Exercise instructions: Give the number of lines containing the word "xlabel", and nothing else.

↓

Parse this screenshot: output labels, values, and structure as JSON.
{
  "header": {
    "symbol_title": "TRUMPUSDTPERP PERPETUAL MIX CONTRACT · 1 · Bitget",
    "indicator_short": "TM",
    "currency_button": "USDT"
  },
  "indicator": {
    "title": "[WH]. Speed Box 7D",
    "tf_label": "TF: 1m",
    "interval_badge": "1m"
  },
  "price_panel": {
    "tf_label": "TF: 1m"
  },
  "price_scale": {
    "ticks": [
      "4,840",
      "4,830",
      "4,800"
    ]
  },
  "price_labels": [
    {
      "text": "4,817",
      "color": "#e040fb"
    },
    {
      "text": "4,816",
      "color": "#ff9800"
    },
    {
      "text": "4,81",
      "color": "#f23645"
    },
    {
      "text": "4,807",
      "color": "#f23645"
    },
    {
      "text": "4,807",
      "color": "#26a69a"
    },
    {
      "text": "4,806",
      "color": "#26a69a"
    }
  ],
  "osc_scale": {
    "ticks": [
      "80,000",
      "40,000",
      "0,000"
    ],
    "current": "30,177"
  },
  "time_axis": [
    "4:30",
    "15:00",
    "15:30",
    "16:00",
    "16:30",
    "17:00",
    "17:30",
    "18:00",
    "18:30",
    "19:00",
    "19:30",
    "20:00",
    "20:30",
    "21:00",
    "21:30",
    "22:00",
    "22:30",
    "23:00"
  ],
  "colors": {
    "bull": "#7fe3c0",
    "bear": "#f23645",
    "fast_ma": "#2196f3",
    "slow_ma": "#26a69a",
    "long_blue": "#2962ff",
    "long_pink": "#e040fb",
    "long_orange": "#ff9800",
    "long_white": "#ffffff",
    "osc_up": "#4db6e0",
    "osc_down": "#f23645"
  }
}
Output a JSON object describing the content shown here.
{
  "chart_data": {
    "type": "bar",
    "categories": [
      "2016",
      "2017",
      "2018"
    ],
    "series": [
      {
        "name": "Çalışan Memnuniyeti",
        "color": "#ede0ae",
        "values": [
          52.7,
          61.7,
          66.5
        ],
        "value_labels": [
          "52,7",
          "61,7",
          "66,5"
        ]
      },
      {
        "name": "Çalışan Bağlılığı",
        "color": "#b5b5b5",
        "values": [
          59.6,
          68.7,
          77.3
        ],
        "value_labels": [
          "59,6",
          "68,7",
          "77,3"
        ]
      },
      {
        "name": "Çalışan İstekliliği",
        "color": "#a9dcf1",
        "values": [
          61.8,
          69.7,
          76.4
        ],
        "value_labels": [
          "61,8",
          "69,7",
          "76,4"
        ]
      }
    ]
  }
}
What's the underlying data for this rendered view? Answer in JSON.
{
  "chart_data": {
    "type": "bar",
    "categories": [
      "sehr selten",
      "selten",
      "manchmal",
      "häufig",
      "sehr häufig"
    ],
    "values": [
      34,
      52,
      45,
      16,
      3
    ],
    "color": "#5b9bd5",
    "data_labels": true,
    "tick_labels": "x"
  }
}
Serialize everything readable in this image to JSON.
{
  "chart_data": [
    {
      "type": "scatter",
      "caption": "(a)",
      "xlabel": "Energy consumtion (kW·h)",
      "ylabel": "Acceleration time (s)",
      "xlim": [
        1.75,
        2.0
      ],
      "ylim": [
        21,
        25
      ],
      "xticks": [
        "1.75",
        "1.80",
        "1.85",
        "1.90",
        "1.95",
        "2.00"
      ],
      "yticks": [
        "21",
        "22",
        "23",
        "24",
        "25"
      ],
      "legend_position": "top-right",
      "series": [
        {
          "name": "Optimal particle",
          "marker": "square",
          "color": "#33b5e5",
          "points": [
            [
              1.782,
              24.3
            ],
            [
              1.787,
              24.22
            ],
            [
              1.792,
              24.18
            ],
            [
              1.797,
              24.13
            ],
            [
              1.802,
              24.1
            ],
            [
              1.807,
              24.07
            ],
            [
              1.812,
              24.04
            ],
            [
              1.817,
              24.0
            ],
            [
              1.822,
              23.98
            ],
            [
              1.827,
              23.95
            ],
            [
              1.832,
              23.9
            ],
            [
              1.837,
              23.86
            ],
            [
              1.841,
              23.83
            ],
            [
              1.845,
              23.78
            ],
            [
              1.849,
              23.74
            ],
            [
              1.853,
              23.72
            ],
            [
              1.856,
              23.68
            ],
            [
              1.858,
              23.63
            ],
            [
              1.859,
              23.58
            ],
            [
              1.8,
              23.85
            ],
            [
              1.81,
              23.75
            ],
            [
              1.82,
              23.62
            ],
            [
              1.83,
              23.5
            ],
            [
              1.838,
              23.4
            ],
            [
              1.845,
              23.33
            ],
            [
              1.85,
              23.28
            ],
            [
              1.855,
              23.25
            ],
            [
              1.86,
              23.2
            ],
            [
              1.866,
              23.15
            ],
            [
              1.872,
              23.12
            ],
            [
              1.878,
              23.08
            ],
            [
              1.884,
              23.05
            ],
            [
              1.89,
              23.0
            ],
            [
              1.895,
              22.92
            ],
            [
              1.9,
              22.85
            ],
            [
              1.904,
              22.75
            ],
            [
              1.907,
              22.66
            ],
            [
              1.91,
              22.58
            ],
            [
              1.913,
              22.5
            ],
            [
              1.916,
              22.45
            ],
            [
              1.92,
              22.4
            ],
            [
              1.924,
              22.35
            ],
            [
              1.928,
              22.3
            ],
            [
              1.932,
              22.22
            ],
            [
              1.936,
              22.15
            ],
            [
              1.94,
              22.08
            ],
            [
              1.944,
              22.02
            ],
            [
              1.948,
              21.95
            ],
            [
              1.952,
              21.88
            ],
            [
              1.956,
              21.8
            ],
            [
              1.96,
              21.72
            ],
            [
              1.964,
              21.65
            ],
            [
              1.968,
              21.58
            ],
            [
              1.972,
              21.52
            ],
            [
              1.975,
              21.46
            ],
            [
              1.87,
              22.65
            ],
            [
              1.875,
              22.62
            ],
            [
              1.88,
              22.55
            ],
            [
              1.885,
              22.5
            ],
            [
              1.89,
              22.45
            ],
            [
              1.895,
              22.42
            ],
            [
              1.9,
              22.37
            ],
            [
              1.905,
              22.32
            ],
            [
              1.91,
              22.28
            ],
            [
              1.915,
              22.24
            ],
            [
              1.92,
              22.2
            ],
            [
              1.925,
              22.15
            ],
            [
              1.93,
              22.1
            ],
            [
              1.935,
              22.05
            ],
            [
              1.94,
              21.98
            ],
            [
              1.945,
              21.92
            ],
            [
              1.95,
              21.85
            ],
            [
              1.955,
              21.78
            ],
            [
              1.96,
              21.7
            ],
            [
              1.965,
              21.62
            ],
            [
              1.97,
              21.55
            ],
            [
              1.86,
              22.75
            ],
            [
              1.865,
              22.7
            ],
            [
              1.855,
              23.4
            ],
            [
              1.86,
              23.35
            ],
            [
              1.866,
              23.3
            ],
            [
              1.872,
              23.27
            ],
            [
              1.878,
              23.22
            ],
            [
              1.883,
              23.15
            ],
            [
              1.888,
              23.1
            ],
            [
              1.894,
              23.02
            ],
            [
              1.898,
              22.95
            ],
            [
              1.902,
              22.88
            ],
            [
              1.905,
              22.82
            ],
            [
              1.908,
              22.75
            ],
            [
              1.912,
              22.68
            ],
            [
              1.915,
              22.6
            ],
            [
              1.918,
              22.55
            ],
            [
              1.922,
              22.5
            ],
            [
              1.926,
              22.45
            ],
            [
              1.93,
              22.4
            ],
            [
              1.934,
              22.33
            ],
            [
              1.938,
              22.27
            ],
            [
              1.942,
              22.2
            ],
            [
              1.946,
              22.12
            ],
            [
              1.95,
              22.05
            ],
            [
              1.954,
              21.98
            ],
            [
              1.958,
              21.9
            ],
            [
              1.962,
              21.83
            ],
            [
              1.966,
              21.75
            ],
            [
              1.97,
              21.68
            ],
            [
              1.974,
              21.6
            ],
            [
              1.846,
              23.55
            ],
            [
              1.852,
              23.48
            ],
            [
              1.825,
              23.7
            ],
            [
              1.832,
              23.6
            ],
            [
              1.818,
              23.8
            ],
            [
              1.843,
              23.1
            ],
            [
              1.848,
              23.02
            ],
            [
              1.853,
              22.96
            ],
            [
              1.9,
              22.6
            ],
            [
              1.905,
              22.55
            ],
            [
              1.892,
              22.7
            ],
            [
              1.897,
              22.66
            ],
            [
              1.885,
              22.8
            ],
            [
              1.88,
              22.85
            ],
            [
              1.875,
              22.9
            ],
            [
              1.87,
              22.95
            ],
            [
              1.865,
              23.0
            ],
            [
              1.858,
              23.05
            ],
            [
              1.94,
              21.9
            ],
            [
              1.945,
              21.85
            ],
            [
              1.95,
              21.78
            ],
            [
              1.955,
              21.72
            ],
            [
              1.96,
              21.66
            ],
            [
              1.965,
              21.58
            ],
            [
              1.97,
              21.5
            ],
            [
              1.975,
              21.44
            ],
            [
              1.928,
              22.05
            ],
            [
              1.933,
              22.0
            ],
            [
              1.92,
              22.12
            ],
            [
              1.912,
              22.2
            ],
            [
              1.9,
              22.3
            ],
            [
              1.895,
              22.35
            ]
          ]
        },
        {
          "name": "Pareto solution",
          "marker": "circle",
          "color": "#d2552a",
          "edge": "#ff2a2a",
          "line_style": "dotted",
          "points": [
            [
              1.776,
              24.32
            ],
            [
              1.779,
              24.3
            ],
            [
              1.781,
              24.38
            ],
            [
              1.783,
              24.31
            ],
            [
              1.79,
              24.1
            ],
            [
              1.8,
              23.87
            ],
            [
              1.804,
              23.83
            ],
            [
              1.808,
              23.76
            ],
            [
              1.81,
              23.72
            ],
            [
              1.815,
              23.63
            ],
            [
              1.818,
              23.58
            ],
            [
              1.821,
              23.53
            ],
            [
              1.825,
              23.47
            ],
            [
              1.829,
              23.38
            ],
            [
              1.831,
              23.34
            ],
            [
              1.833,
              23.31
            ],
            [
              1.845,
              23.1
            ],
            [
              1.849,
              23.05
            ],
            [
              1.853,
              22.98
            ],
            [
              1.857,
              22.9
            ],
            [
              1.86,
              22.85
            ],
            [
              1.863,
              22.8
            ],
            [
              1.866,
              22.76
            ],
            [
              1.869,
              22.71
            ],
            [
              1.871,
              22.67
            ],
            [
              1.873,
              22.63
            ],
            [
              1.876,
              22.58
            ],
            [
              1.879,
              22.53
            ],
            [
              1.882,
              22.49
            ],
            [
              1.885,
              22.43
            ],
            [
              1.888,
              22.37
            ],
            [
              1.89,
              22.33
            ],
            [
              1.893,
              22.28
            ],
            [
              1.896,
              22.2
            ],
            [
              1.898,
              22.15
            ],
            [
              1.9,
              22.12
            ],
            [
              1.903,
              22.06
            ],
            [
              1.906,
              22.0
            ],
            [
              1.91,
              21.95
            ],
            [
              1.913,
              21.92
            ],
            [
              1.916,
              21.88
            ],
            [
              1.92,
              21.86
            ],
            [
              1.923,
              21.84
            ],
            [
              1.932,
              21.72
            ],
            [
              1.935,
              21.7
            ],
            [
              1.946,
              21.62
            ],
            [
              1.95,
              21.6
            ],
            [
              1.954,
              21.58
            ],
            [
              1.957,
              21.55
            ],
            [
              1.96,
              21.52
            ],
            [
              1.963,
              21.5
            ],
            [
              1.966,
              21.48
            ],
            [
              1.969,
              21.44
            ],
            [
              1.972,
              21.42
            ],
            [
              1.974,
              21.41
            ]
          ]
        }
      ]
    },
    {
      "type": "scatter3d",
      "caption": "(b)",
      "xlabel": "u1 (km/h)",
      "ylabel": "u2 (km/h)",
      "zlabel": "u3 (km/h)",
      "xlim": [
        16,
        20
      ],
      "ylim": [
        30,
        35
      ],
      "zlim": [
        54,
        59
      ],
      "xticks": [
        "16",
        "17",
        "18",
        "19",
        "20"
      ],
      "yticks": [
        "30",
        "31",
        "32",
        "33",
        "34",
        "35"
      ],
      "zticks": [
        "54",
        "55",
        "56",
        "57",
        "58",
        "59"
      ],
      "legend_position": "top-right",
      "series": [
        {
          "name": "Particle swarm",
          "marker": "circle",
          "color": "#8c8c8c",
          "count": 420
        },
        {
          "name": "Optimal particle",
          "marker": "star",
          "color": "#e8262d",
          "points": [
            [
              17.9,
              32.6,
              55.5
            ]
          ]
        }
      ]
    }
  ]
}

↑

Answer to the task: 2